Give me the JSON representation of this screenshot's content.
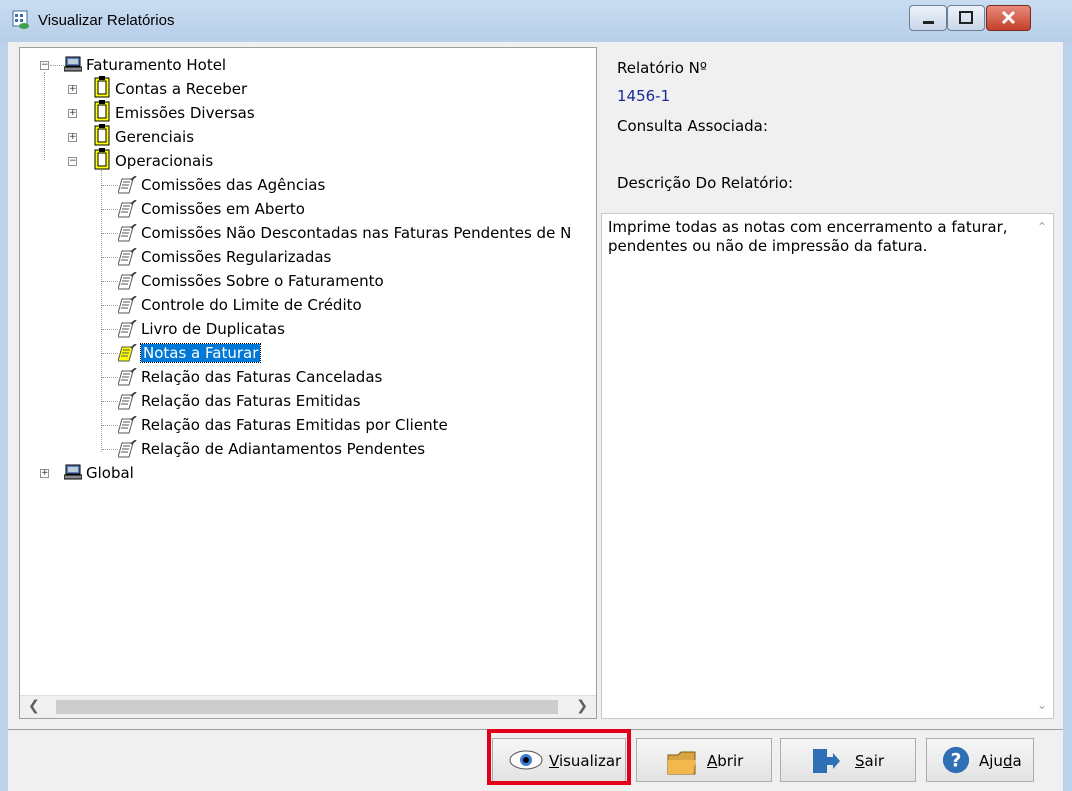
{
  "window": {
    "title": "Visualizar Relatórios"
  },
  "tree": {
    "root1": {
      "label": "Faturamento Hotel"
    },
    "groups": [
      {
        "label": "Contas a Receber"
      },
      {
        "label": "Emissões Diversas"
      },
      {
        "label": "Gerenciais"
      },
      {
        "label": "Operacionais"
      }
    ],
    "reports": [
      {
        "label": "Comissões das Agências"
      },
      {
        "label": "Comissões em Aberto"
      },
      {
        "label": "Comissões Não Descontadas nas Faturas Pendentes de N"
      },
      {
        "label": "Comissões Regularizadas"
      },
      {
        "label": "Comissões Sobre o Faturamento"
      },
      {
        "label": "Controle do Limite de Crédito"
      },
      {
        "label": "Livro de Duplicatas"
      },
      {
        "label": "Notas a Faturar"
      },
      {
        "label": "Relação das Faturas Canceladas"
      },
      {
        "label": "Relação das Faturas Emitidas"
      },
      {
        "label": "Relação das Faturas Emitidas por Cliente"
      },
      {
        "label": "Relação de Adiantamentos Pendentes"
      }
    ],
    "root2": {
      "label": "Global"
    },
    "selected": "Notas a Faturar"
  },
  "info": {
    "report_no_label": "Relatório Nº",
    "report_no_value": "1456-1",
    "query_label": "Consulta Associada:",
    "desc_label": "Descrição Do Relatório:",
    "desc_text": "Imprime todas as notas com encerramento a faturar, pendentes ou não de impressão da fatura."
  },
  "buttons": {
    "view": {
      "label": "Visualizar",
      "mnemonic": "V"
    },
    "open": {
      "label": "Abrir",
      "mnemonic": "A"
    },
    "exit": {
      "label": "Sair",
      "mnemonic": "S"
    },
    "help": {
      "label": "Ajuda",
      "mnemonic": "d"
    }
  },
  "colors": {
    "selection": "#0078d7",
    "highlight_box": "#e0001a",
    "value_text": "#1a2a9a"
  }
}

——

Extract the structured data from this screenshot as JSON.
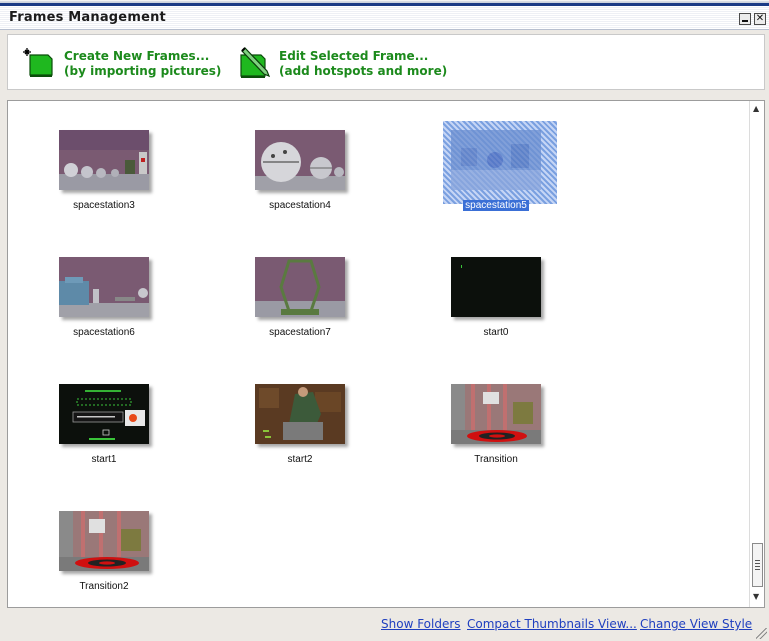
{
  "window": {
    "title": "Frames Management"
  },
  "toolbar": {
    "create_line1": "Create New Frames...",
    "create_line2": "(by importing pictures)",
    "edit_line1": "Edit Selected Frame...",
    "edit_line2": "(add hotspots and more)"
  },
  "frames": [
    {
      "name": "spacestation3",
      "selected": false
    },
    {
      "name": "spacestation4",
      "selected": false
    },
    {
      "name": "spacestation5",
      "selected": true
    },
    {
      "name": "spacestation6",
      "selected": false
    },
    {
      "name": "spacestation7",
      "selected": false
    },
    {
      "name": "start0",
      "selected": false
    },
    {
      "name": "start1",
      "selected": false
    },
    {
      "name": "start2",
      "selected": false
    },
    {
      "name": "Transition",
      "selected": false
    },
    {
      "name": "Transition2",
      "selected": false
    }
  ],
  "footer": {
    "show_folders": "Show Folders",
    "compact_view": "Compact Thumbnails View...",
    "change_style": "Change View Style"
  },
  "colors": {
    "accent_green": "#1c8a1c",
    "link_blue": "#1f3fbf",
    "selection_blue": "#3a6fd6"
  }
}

——

Sift the material for lines with the string "JSON". Copy each one found.

Give me the JSON representation of this screenshot's content.
Extract the structured data from this screenshot as JSON.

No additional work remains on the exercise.